*** ZU LESENDER AUSZUG

Einsatz der Bundeswehr in Afghanistan als Krieg bezeichnet
By Schleussner on Nov 03, 2009 with Kommentare 0
Bei der Wortwahl, die der neue Verteidigungsminister Guttenberg in Zusammenhang mit dem Einsatz der Bundeswehr in Afghanistan getroffen hat, war schon mehr als nur ein kleiner Tabubruch: Guttenberg hat in diesem Zusammenhang nämlich zum ersten Mal von „Krieg“ gesprochen. Es mache nämlich keinen Unterschied, ob die deutschen Soldaten nun von ausländischen Streitkräften oder von Terroristen angegriffen, verwundet oder getötet werden. Die Mission sei ein „Kampfeinsatz“. Guttenberg gleich getan hatte es bereits Bundeskanzlerin Angela Merkel. Guttenberg-Vorgänger Franz Josef Jung vermied des dabei während seiner Amtszeit das „böse K-Wort“ in den Mund zu nehmen.
Allerdings ist die Bezeichnung der Afghanistan Mission der Bundeswehr die einzige Veränderung, die die neue schwarz-gelbe Bundesregierung in diesen Tagen zum Besten gibt. Dabei ist Afghanistan nach den letzten Wahlen von einer politischen Stabilität „Lichtjahre entfernt“, und zwar mehr als zuvor. Und die Sicherheitslage für die deutschen Soldaten verschärft sich weiter. Die neue Bundesregierung will aber erst einmal alles beim Alten lassen. Im Dezember, wenn das Mandat ausläuft, wird der Bundestag es verlängern. Dabei wird die Anzahl der deutschen Soldaten noch einmal um 200 Mann auf 4500 aufgestockt. Vor einigen Wochen kursierten dabei noch Gerüchte, dass die Regierung die Grenze auf 7500 Soldaten anheben wolle. Anfragen diesbezüglich von der NATO gibt es ohnehin an alle Länder, die Truppen stellen. Allerdings wird zurzeit allerorts auf Zeit gespielt. Auch in Berlin will man aber vor einer erneuten internationalen Afghanistan-Konferenz an der Obergrenze nicht rütteln. Ein derartiger neuer Termin gilt für Frühjahr 2010 als wahrscheinlich. Erst dann will man in Berlin dieses Thema wieder an den Konferenztisch bringen. Dabei verlautete bereits von CSU-Außenexperte Thomas Silberhorn, dass bis 2013 die Voraussetzungen geschaffen werden müssten sich schrittweise aus Afghanistan zurückzuziehen. Dabei forderte Silberhorn von der Bundesregierung ein Gesamtkonzept, das eine Mandatsobergrenze und klare Ziel- und Zeitvorgaben enthält.

******
*** EXTRAHIERTE ZEILEN

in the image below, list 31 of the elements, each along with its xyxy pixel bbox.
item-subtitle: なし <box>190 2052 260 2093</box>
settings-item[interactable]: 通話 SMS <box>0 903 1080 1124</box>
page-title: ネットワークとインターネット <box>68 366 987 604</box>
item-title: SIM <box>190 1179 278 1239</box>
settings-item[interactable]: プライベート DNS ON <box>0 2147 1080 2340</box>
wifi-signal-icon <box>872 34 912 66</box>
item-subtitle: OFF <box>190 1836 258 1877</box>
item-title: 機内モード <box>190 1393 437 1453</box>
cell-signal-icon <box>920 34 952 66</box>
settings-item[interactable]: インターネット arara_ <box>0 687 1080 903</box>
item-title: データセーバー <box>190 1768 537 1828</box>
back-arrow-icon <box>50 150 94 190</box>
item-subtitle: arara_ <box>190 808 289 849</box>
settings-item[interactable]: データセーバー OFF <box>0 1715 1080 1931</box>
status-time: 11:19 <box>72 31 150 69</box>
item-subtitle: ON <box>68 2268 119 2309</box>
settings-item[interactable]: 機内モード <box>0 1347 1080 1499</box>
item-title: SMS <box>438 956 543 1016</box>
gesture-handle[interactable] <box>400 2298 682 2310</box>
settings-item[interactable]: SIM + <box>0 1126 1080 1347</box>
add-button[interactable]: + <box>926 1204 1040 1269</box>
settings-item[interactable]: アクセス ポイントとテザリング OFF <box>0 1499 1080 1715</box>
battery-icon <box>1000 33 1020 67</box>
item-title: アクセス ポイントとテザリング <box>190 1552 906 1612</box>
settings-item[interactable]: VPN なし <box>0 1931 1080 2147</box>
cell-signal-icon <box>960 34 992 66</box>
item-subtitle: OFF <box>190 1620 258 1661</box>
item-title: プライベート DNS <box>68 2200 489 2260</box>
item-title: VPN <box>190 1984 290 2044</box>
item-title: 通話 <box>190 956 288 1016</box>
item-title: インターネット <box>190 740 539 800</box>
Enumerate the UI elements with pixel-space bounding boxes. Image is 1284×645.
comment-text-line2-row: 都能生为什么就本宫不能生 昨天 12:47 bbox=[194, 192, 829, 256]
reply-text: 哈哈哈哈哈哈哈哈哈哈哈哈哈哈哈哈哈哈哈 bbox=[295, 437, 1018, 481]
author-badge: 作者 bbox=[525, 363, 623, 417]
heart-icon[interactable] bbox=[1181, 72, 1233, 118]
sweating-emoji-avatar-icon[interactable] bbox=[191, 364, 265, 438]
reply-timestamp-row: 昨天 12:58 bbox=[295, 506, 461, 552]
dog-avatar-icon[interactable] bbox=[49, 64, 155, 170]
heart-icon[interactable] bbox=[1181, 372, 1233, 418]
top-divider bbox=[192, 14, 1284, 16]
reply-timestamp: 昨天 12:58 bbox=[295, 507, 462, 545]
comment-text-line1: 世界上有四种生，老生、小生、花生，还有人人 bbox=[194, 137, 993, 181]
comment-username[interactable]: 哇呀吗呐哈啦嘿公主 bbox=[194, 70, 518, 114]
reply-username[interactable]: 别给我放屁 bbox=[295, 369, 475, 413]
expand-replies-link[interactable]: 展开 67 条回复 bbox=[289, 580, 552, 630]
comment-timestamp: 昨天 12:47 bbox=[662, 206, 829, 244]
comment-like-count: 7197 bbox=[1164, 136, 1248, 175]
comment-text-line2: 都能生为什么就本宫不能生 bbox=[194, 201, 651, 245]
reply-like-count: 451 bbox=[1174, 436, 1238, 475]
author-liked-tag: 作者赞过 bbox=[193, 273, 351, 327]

******

DEINE AUFGABE ->
Kopiere aus dem Text über den Afghanistan-Einsatz der Bundeswehr wortgetreu den Abschnitt, der mit den Worten „Einsatz der Bundeswehr in Afghanistan als“ einsetzt und mit „Mund zu nehmen.“ schließt.

ENDGÜLTIGE ANTWORT ->
Einsatz der Bundeswehr in Afghanistan als Krieg bezeichnet
By Schleussner on Nov 03, 2009 with Kommentare 0
Bei der Wortwahl, die der neue Verteidigungsminister Guttenberg in Zusammenhang mit dem Einsatz der Bundeswehr in Afghanistan getroffen hat, war schon mehr als nur ein kleiner Tabubruch: Guttenberg hat in diesem Zusammenhang nämlich zum ersten Mal von „Krieg“ gesprochen. Es mache nämlich keinen Unterschied, ob die deutschen Soldaten nun von ausländischen Streitkräften oder von Terroristen angegriffen, verwundet oder getötet werden. Die Mission sei ein „Kampfeinsatz“. Guttenberg gleich getan hatte es bereits Bundeskanzlerin Angela Merkel. Guttenberg-Vorgänger Franz Josef Jung vermied des dabei während seiner Amtszeit das „böse K-Wort“ in den Mund zu nehmen.